=== DATA RECORDS ===

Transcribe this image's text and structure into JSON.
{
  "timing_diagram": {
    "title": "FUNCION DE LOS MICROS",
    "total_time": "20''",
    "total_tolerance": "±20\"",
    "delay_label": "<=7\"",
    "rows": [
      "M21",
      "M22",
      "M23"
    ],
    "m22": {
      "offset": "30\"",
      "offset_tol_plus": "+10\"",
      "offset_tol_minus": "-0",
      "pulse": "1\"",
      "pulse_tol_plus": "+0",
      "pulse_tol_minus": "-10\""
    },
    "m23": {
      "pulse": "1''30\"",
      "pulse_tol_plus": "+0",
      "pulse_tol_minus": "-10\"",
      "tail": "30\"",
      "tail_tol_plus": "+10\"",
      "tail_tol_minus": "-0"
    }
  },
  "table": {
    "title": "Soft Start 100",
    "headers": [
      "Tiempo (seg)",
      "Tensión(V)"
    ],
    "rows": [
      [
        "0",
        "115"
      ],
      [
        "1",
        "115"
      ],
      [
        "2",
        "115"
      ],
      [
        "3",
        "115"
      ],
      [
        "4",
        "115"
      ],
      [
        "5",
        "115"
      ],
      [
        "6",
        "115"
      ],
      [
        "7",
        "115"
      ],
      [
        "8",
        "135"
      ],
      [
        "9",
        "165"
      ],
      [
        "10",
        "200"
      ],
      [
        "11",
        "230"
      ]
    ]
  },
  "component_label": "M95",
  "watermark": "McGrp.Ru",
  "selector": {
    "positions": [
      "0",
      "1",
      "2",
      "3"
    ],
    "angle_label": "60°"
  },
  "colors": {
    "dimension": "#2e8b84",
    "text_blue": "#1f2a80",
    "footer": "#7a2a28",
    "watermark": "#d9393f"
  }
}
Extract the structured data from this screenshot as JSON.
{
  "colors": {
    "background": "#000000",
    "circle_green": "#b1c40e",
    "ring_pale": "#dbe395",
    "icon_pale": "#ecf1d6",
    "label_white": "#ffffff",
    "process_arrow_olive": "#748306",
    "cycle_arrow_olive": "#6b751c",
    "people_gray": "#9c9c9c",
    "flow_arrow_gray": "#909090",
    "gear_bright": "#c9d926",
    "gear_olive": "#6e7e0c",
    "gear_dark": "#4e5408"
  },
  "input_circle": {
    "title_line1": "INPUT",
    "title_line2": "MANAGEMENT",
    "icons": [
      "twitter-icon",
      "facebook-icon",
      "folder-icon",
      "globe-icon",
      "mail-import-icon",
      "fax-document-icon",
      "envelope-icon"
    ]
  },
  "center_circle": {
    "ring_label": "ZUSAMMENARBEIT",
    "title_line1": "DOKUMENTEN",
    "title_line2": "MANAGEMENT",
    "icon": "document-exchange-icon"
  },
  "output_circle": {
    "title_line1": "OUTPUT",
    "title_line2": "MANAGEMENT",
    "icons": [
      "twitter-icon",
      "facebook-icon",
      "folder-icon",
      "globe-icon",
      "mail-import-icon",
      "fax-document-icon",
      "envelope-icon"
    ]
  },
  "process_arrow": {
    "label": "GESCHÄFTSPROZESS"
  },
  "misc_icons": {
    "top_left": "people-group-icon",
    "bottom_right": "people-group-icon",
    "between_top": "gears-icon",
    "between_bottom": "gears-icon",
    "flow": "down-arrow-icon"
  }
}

===

Your task is to reproduce all of the records exactly.

Transcribe this image's text and structure into JSON.
{
  "timing_diagram": {
    "title": "FUNCION DE LOS MICROS",
    "total_time": "20''",
    "total_tolerance": "±20\"",
    "delay_label": "<=7\"",
    "rows": [
      "M21",
      "M22",
      "M23"
    ],
    "m22": {
      "offset": "30\"",
      "offset_tol_plus": "+10\"",
      "offset_tol_minus": "-0",
      "pulse": "1\"",
      "pulse_tol_plus": "+0",
      "pulse_tol_minus": "-10\""
    },
    "m23": {
      "pulse": "1''30\"",
      "pulse_tol_plus": "+0",
      "pulse_tol_minus": "-10\"",
      "tail": "30\"",
      "tail_tol_plus": "+10\"",
      "tail_tol_minus": "-0"
    }
  },
  "table": {
    "title": "Soft Start 100",
    "headers": [
      "Tiempo (seg)",
      "Tensión(V)"
    ],
    "rows": [
      [
        "0",
        "115"
      ],
      [
        "1",
        "115"
      ],
      [
        "2",
        "115"
      ],
      [
        "3",
        "115"
      ],
      [
        "4",
        "115"
      ],
      [
        "5",
        "115"
      ],
      [
        "6",
        "115"
      ],
      [
        "7",
        "115"
      ],
      [
        "8",
        "135"
      ],
      [
        "9",
        "165"
      ],
      [
        "10",
        "200"
      ],
      [
        "11",
        "230"
      ]
    ]
  },
  "component_label": "M95",
  "watermark": "McGrp.Ru",
  "selector": {
    "positions": [
      "0",
      "1",
      "2",
      "3"
    ],
    "angle_label": "60°"
  },
  "colors": {
    "dimension": "#2e8b84",
    "text_blue": "#1f2a80",
    "footer": "#7a2a28",
    "watermark": "#d9393f"
  }
}
Extract the structured data from this screenshot as JSON.
{
  "colors": {
    "background": "#000000",
    "circle_green": "#b1c40e",
    "ring_pale": "#dbe395",
    "icon_pale": "#ecf1d6",
    "label_white": "#ffffff",
    "process_arrow_olive": "#748306",
    "cycle_arrow_olive": "#6b751c",
    "people_gray": "#9c9c9c",
    "flow_arrow_gray": "#909090",
    "gear_bright": "#c9d926",
    "gear_olive": "#6e7e0c",
    "gear_dark": "#4e5408"
  },
  "input_circle": {
    "title_line1": "INPUT",
    "title_line2": "MANAGEMENT",
    "icons": [
      "twitter-icon",
      "facebook-icon",
      "folder-icon",
      "globe-icon",
      "mail-import-icon",
      "fax-document-icon",
      "envelope-icon"
    ]
  },
  "center_circle": {
    "ring_label": "ZUSAMMENARBEIT",
    "title_line1": "DOKUMENTEN",
    "title_line2": "MANAGEMENT",
    "icon": "document-exchange-icon"
  },
  "output_circle": {
    "title_line1": "OUTPUT",
    "title_line2": "MANAGEMENT",
    "icons": [
      "twitter-icon",
      "facebook-icon",
      "folder-icon",
      "globe-icon",
      "mail-import-icon",
      "fax-document-icon",
      "envelope-icon"
    ]
  },
  "process_arrow": {
    "label": "GESCHÄFTSPROZESS"
  },
  "misc_icons": {
    "top_left": "people-group-icon",
    "bottom_right": "people-group-icon",
    "between_top": "gears-icon",
    "between_bottom": "gears-icon",
    "flow": "down-arrow-icon"
  }
}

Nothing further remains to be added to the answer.